DATA TO PROCESS:
════

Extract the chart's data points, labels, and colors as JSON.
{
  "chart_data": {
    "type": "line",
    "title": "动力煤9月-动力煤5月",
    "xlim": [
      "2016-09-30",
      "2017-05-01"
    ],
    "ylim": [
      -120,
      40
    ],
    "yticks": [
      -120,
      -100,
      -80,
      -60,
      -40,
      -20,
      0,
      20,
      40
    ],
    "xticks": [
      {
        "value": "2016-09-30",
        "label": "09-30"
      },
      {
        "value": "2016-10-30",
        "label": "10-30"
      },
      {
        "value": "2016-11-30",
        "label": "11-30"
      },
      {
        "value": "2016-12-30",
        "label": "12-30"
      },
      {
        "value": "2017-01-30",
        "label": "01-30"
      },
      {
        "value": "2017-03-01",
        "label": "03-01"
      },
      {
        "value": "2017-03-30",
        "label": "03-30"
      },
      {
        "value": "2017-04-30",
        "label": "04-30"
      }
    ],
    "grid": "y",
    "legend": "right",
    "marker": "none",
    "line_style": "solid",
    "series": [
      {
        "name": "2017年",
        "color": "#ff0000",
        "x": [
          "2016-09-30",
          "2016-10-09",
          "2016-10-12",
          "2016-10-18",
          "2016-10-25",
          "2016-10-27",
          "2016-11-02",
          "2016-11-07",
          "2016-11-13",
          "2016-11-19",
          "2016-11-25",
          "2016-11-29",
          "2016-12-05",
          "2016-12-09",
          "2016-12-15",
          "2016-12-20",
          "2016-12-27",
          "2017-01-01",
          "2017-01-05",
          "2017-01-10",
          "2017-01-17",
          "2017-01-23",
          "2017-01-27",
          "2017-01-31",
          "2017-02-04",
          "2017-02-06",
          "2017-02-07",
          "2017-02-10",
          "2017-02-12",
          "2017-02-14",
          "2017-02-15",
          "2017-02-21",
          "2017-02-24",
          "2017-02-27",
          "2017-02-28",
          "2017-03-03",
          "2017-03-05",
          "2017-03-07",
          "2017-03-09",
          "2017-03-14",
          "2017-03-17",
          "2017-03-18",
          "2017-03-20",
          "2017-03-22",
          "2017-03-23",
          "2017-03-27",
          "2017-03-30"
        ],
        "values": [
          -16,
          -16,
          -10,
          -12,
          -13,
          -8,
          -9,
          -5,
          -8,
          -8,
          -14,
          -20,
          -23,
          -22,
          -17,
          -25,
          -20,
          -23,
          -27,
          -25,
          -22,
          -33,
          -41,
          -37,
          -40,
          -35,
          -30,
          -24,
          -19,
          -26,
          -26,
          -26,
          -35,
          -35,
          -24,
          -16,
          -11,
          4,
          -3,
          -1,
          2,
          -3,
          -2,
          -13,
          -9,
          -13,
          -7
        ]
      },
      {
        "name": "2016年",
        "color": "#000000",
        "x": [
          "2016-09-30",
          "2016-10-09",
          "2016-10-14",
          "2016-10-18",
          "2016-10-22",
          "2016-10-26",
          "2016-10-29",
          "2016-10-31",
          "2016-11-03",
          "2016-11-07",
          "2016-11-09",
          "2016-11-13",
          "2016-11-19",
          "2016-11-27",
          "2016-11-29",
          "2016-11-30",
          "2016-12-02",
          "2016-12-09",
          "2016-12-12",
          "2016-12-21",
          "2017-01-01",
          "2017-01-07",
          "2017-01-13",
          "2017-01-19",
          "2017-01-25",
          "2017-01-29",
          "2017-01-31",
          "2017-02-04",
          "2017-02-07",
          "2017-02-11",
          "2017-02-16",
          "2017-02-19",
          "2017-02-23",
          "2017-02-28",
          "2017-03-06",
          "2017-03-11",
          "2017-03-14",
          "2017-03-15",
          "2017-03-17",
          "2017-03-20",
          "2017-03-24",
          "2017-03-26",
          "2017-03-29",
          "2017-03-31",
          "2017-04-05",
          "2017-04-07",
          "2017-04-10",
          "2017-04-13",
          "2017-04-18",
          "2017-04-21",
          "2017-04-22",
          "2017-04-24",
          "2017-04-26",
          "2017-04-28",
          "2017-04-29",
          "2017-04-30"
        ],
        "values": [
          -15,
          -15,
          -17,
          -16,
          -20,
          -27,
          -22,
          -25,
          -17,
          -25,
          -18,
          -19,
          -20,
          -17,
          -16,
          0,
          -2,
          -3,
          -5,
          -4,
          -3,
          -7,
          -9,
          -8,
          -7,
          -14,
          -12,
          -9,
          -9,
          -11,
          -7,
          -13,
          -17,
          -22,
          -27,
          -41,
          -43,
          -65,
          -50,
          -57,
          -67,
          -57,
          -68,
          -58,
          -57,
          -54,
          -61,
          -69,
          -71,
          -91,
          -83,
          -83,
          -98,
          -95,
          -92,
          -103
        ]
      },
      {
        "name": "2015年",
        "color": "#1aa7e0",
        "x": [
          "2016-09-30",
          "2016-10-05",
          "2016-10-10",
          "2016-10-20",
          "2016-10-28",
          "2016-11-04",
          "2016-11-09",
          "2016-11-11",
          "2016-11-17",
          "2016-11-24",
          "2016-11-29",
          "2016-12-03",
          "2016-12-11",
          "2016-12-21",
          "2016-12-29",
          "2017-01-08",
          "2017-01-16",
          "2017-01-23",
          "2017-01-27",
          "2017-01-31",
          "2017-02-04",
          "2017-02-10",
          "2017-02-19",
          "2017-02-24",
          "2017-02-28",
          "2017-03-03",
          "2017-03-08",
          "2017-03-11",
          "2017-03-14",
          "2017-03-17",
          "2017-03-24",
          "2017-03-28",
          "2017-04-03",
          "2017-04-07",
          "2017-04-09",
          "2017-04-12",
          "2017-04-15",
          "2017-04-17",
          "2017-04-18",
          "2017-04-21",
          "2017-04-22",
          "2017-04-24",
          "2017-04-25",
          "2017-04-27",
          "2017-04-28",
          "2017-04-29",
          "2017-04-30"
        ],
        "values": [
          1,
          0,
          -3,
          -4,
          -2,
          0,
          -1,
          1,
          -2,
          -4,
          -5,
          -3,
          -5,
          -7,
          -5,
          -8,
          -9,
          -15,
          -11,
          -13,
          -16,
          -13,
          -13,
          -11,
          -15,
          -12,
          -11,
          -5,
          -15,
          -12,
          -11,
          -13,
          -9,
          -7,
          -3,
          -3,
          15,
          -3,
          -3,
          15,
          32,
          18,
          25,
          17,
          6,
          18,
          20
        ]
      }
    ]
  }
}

════

YOUR TASK: Make an exact copy of the material above.

RESPONSE TO THIS TASK:
Extract the chart's data points, labels, and colors as JSON.
{
  "chart_data": {
    "type": "line",
    "title": "动力煤9月-动力煤5月",
    "xlim": [
      "2016-09-30",
      "2017-05-01"
    ],
    "ylim": [
      -120,
      40
    ],
    "yticks": [
      -120,
      -100,
      -80,
      -60,
      -40,
      -20,
      0,
      20,
      40
    ],
    "xticks": [
      {
        "value": "2016-09-30",
        "label": "09-30"
      },
      {
        "value": "2016-10-30",
        "label": "10-30"
      },
      {
        "value": "2016-11-30",
        "label": "11-30"
      },
      {
        "value": "2016-12-30",
        "label": "12-30"
      },
      {
        "value": "2017-01-30",
        "label": "01-30"
      },
      {
        "value": "2017-03-01",
        "label": "03-01"
      },
      {
        "value": "2017-03-30",
        "label": "03-30"
      },
      {
        "value": "2017-04-30",
        "label": "04-30"
      }
    ],
    "grid": "y",
    "legend": "right",
    "marker": "none",
    "line_style": "solid",
    "series": [
      {
        "name": "2017年",
        "color": "#ff0000",
        "x": [
          "2016-09-30",
          "2016-10-09",
          "2016-10-12",
          "2016-10-18",
          "2016-10-25",
          "2016-10-27",
          "2016-11-02",
          "2016-11-07",
          "2016-11-13",
          "2016-11-19",
          "2016-11-25",
          "2016-11-29",
          "2016-12-05",
          "2016-12-09",
          "2016-12-15",
          "2016-12-20",
          "2016-12-27",
          "2017-01-01",
          "2017-01-05",
          "2017-01-10",
          "2017-01-17",
          "2017-01-23",
          "2017-01-27",
          "2017-01-31",
          "2017-02-04",
          "2017-02-06",
          "2017-02-07",
          "2017-02-10",
          "2017-02-12",
          "2017-02-14",
          "2017-02-15",
          "2017-02-21",
          "2017-02-24",
          "2017-02-27",
          "2017-02-28",
          "2017-03-03",
          "2017-03-05",
          "2017-03-07",
          "2017-03-09",
          "2017-03-14",
          "2017-03-17",
          "2017-03-18",
          "2017-03-20",
          "2017-03-22",
          "2017-03-23",
          "2017-03-27",
          "2017-03-30"
        ],
        "values": [
          -16,
          -16,
          -10,
          -12,
          -13,
          -8,
          -9,
          -5,
          -8,
          -8,
          -14,
          -20,
          -23,
          -22,
          -17,
          -25,
          -20,
          -23,
          -27,
          -25,
          -22,
          -33,
          -41,
          -37,
          -40,
          -35,
          -30,
          -24,
          -19,
          -26,
          -26,
          -26,
          -35,
          -35,
          -24,
          -16,
          -11,
          4,
          -3,
          -1,
          2,
          -3,
          -2,
          -13,
          -9,
          -13,
          -7
        ]
      },
      {
        "name": "2016年",
        "color": "#000000",
        "x": [
          "2016-09-30",
          "2016-10-09",
          "2016-10-14",
          "2016-10-18",
          "2016-10-22",
          "2016-10-26",
          "2016-10-29",
          "2016-10-31",
          "2016-11-03",
          "2016-11-07",
          "2016-11-09",
          "2016-11-13",
          "2016-11-19",
          "2016-11-27",
          "2016-11-29",
          "2016-11-30",
          "2016-12-02",
          "2016-12-09",
          "2016-12-12",
          "2016-12-21",
          "2017-01-01",
          "2017-01-07",
          "2017-01-13",
          "2017-01-19",
          "2017-01-25",
          "2017-01-29",
          "2017-01-31",
          "2017-02-04",
          "2017-02-07",
          "2017-02-11",
          "2017-02-16",
          "2017-02-19",
          "2017-02-23",
          "2017-02-28",
          "2017-03-06",
          "2017-03-11",
          "2017-03-14",
          "2017-03-15",
          "2017-03-17",
          "2017-03-20",
          "2017-03-24",
          "2017-03-26",
          "2017-03-29",
          "2017-03-31",
          "2017-04-05",
          "2017-04-07",
          "2017-04-10",
          "2017-04-13",
          "2017-04-18",
          "2017-04-21",
          "2017-04-22",
          "2017-04-24",
          "2017-04-26",
          "2017-04-28",
          "2017-04-29",
          "2017-04-30"
        ],
        "values": [
          -15,
          -15,
          -17,
          -16,
          -20,
          -27,
          -22,
          -25,
          -17,
          -25,
          -18,
          -19,
          -20,
          -17,
          -16,
          0,
          -2,
          -3,
          -5,
          -4,
          -3,
          -7,
          -9,
          -8,
          -7,
          -14,
          -12,
          -9,
          -9,
          -11,
          -7,
          -13,
          -17,
          -22,
          -27,
          -41,
          -43,
          -65,
          -50,
          -57,
          -67,
          -57,
          -68,
          -58,
          -57,
          -54,
          -61,
          -69,
          -71,
          -91,
          -83,
          -83,
          -98,
          -95,
          -92,
          -103
        ]
      },
      {
        "name": "2015年",
        "color": "#1aa7e0",
        "x": [
          "2016-09-30",
          "2016-10-05",
          "2016-10-10",
          "2016-10-20",
          "2016-10-28",
          "2016-11-04",
          "2016-11-09",
          "2016-11-11",
          "2016-11-17",
          "2016-11-24",
          "2016-11-29",
          "2016-12-03",
          "2016-12-11",
          "2016-12-21",
          "2016-12-29",
          "2017-01-08",
          "2017-01-16",
          "2017-01-23",
          "2017-01-27",
          "2017-01-31",
          "2017-02-04",
          "2017-02-10",
          "2017-02-19",
          "2017-02-24",
          "2017-02-28",
          "2017-03-03",
          "2017-03-08",
          "2017-03-11",
          "2017-03-14",
          "2017-03-17",
          "2017-03-24",
          "2017-03-28",
          "2017-04-03",
          "2017-04-07",
          "2017-04-09",
          "2017-04-12",
          "2017-04-15",
          "2017-04-17",
          "2017-04-18",
          "2017-04-21",
          "2017-04-22",
          "2017-04-24",
          "2017-04-25",
          "2017-04-27",
          "2017-04-28",
          "2017-04-29",
          "2017-04-30"
        ],
        "values": [
          1,
          0,
          -3,
          -4,
          -2,
          0,
          -1,
          1,
          -2,
          -4,
          -5,
          -3,
          -5,
          -7,
          -5,
          -8,
          -9,
          -15,
          -11,
          -13,
          -16,
          -13,
          -13,
          -11,
          -15,
          -12,
          -11,
          -5,
          -15,
          -12,
          -11,
          -13,
          -9,
          -7,
          -3,
          -3,
          15,
          -3,
          -3,
          15,
          32,
          18,
          25,
          17,
          6,
          18,
          20
        ]
      }
    ]
  }
}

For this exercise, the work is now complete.